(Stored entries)
---

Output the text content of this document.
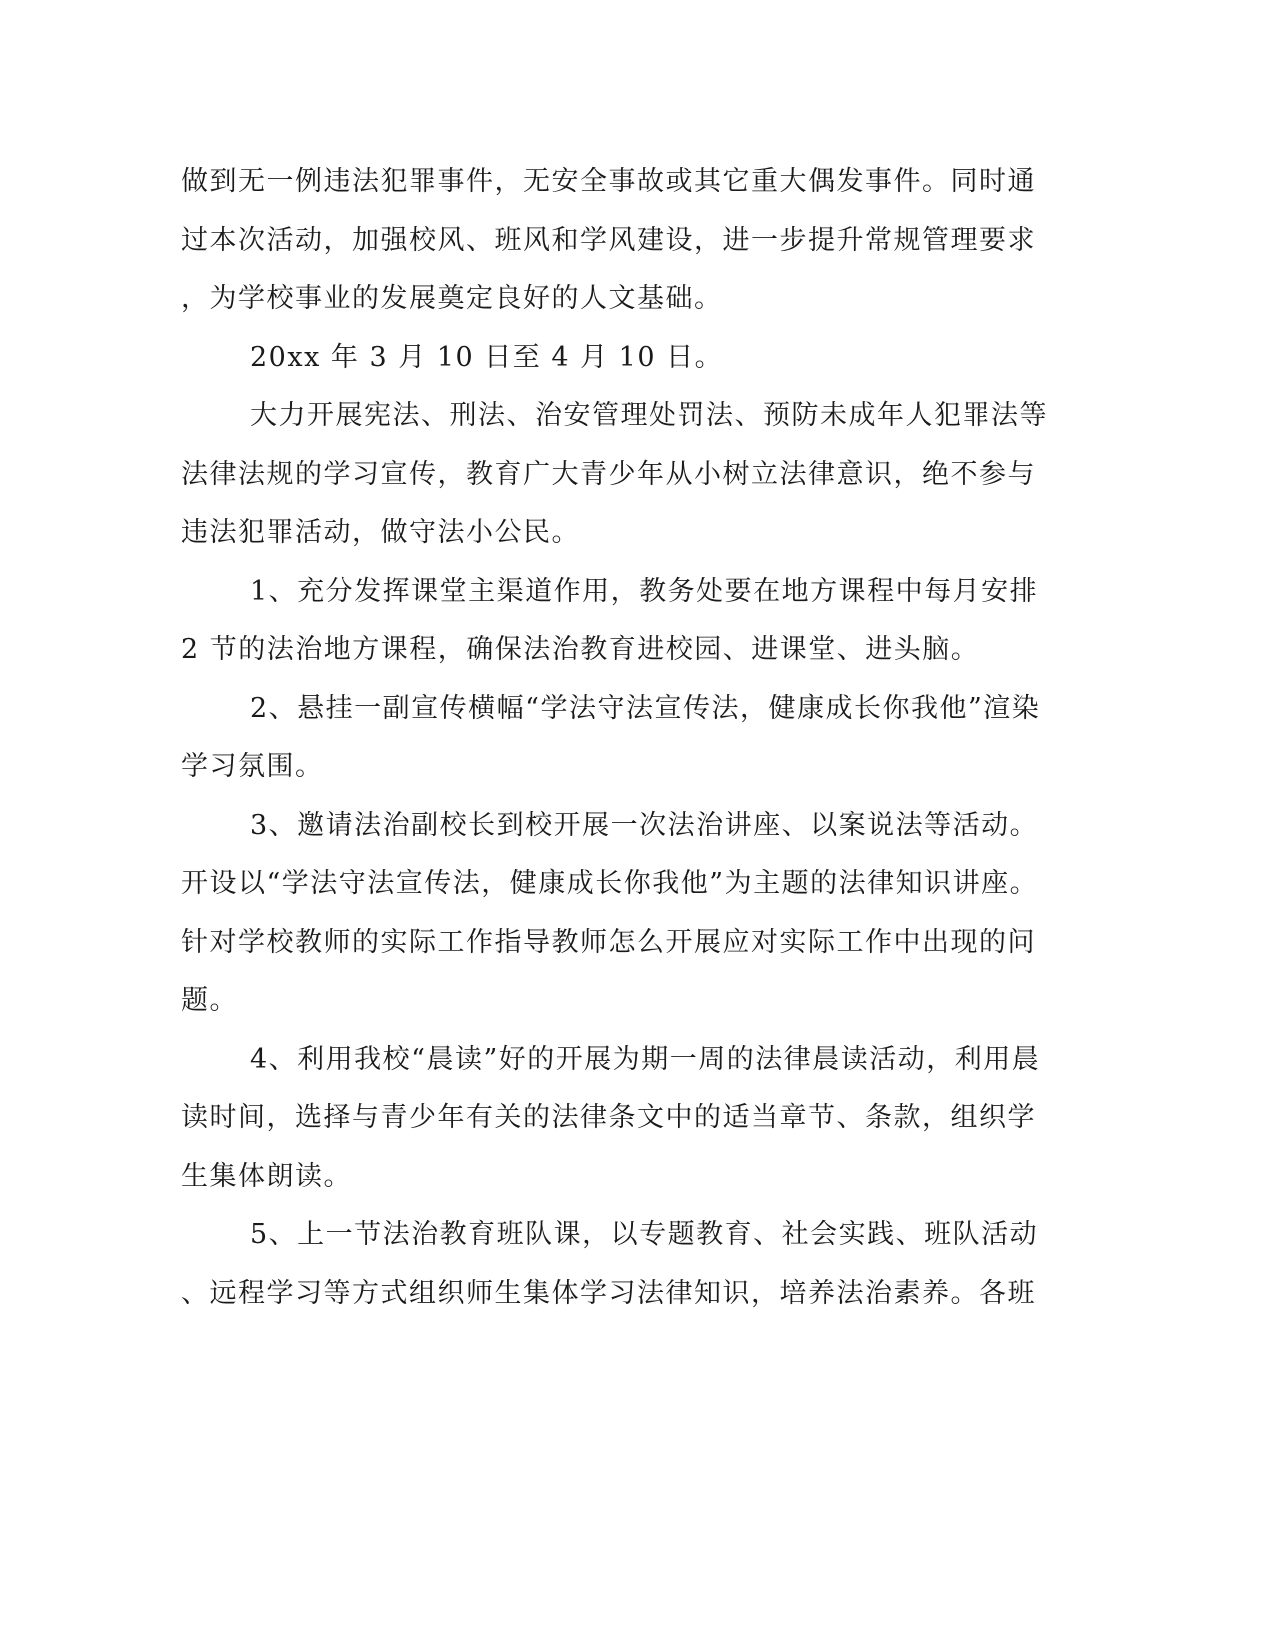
做到无一例违法犯罪事件，无安全事故或其它重大偶发事件。同时通
过本次活动，加强校风、班风和学风建设，进一步提升常规管理要求
，为学校事业的发展奠定良好的人文基础。
20xx 年 3 月 10 日至 4 月 10 日。
大力开展宪法、刑法、治安管理处罚法、预防未成年人犯罪法等
法律法规的学习宣传，教育广大青少年从小树立法律意识，绝不参与
违法犯罪活动，做守法小公民。
1、充分发挥课堂主渠道作用，教务处要在地方课程中每月安排
2 节的法治地方课程，确保法治教育进校园、进课堂、进头脑。
2、悬挂一副宣传横幅“学法守法宣传法，健康成长你我他”渲染
学习氛围。
3、邀请法治副校长到校开展一次法治讲座、以案说法等活动。
开设以“学法守法宣传法，健康成长你我他”为主题的法律知识讲座。
针对学校教师的实际工作指导教师怎么开展应对实际工作中出现的问
题。
4、利用我校“晨读”好的开展为期一周的法律晨读活动，利用晨
读时间，选择与青少年有关的法律条文中的适当章节、条款，组织学
生集体朗读。
5、上一节法治教育班队课，以专题教育、社会实践、班队活动
、远程学习等方式组织师生集体学习法律知识，培养法治素养。各班
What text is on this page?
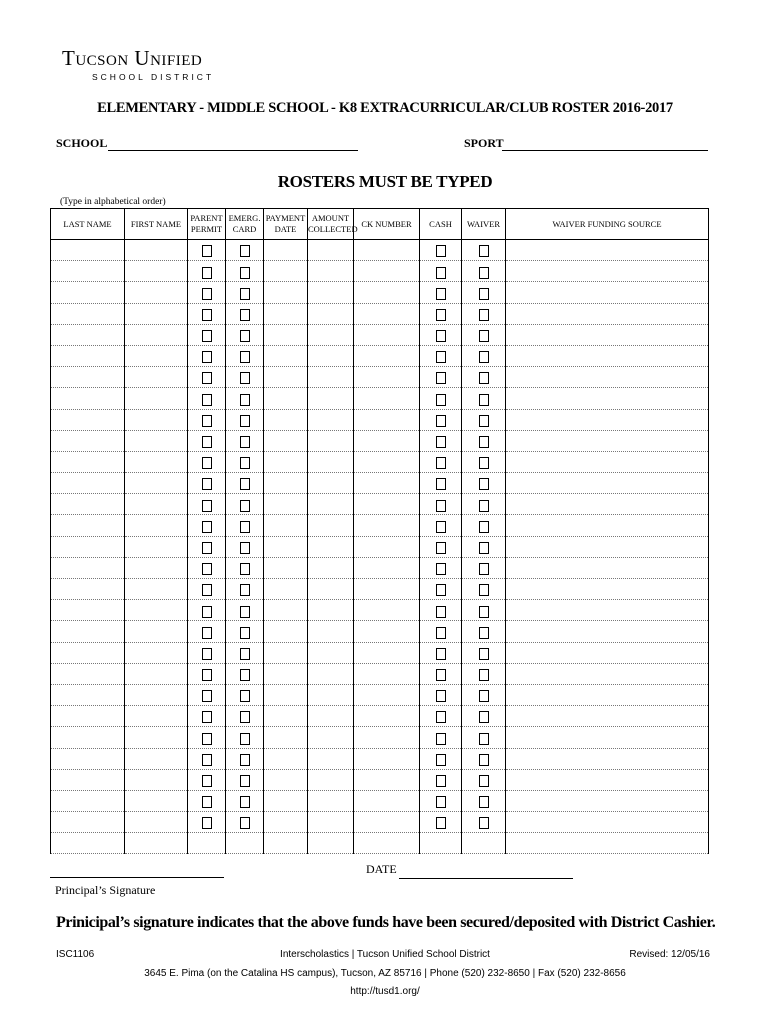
Tucson Unified
SCHOOL DISTRICT
ELEMENTARY - MIDDLE SCHOOL - K8 EXTRACURRICULAR/CLUB ROSTER 2016-2017
SCHOOL	SPORT
ROSTERS MUST BE TYPED
(Type in alphabetical order)
LAST NAME	FIRST NAME	PARENT PERMIT	EMERG. CARD	PAYMENT DATE	AMOUNT COLLECTED	CK NUMBER	CASH	WAIVER	WAIVER FUNDING SOURCE

DATE
Principal’s Signature
Prinicipal’s signature indicates that the above funds have been secured/deposited with District Cashier.
ISC1106	Interscholastics | Tucson Unified School District	Revised: 12/05/16
3645 E. Pima (on the Catalina HS campus), Tucson, AZ 85716 | Phone (520) 232-8650 | Fax (520) 232-8656
http://tusd1.org/
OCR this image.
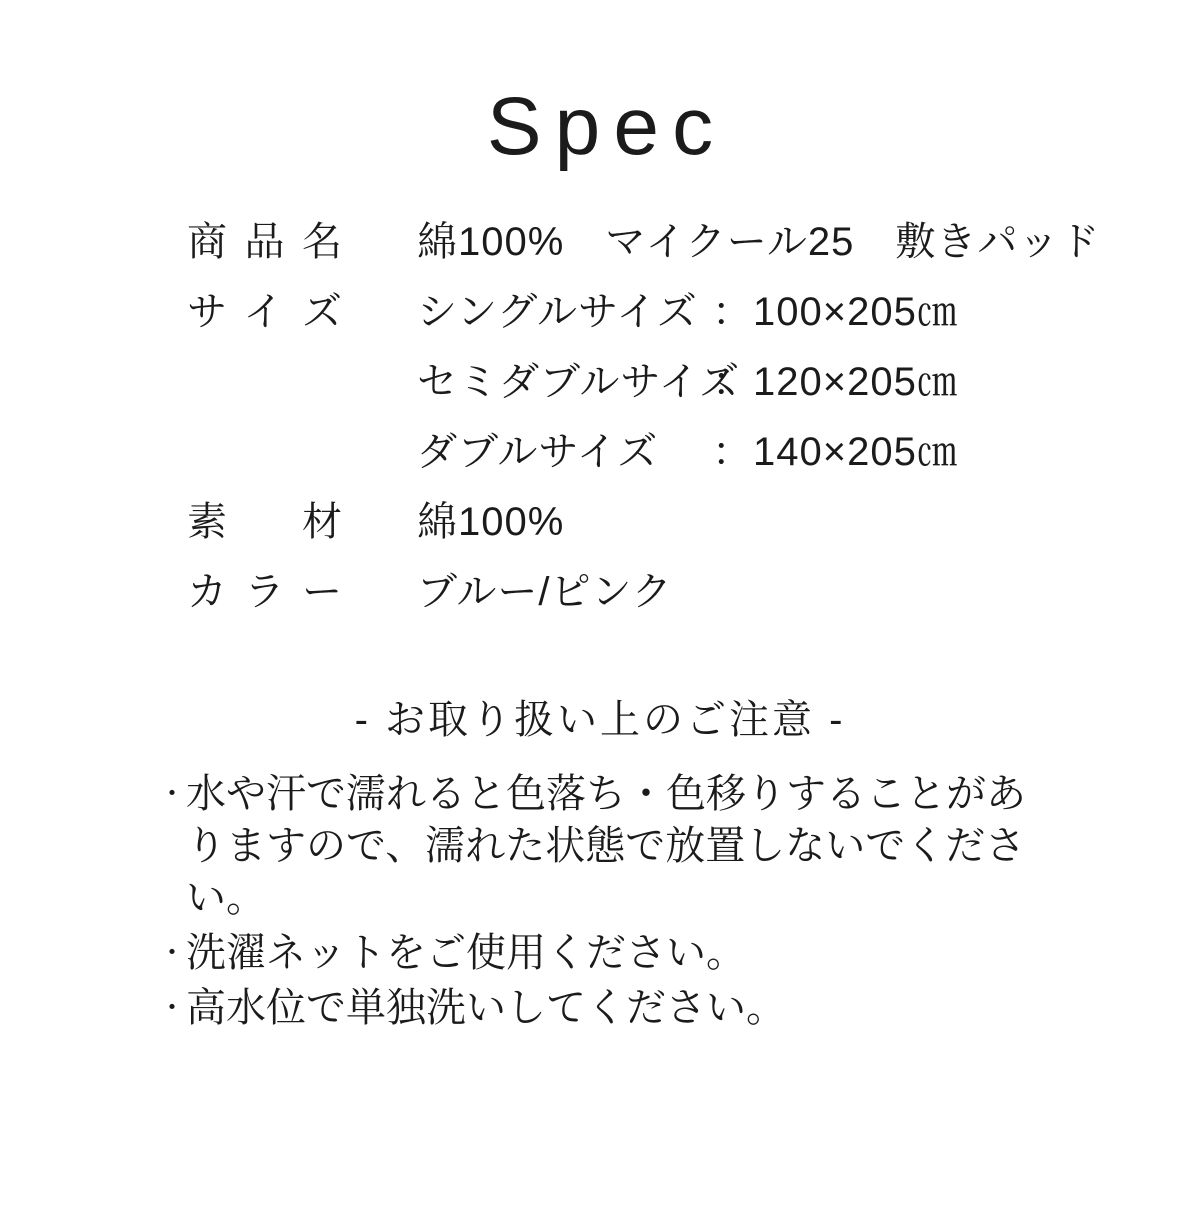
Spec
商品名 綿100%　マイクール25　敷きパッド
サイズ シングルサイズ ：100×205㎝
セミダブルサイズ
：120×205㎝
ダブルサイズ	：140×205㎝
素材 綿100%
カラー ブルー/ピンク
- お取り扱い上のご注意 -
・ 水や汗で濡れると色落ち・色移りすることがありますので、濡れた状態で放置しないでください。
・ 洗濯ネットをご使用ください。
・ 高水位で単独洗いしてください。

---

WHAT TO WORK ON: Collect the lines of the records that include the string "健康成长你我他".

RESULT FOR THIS TASK:
2、悬挂一副宣传横幅“学法守法宣传法，健康成长你我他”渲染
开设以“学法守法宣传法，健康成长你我他”为主题的法律知识讲座。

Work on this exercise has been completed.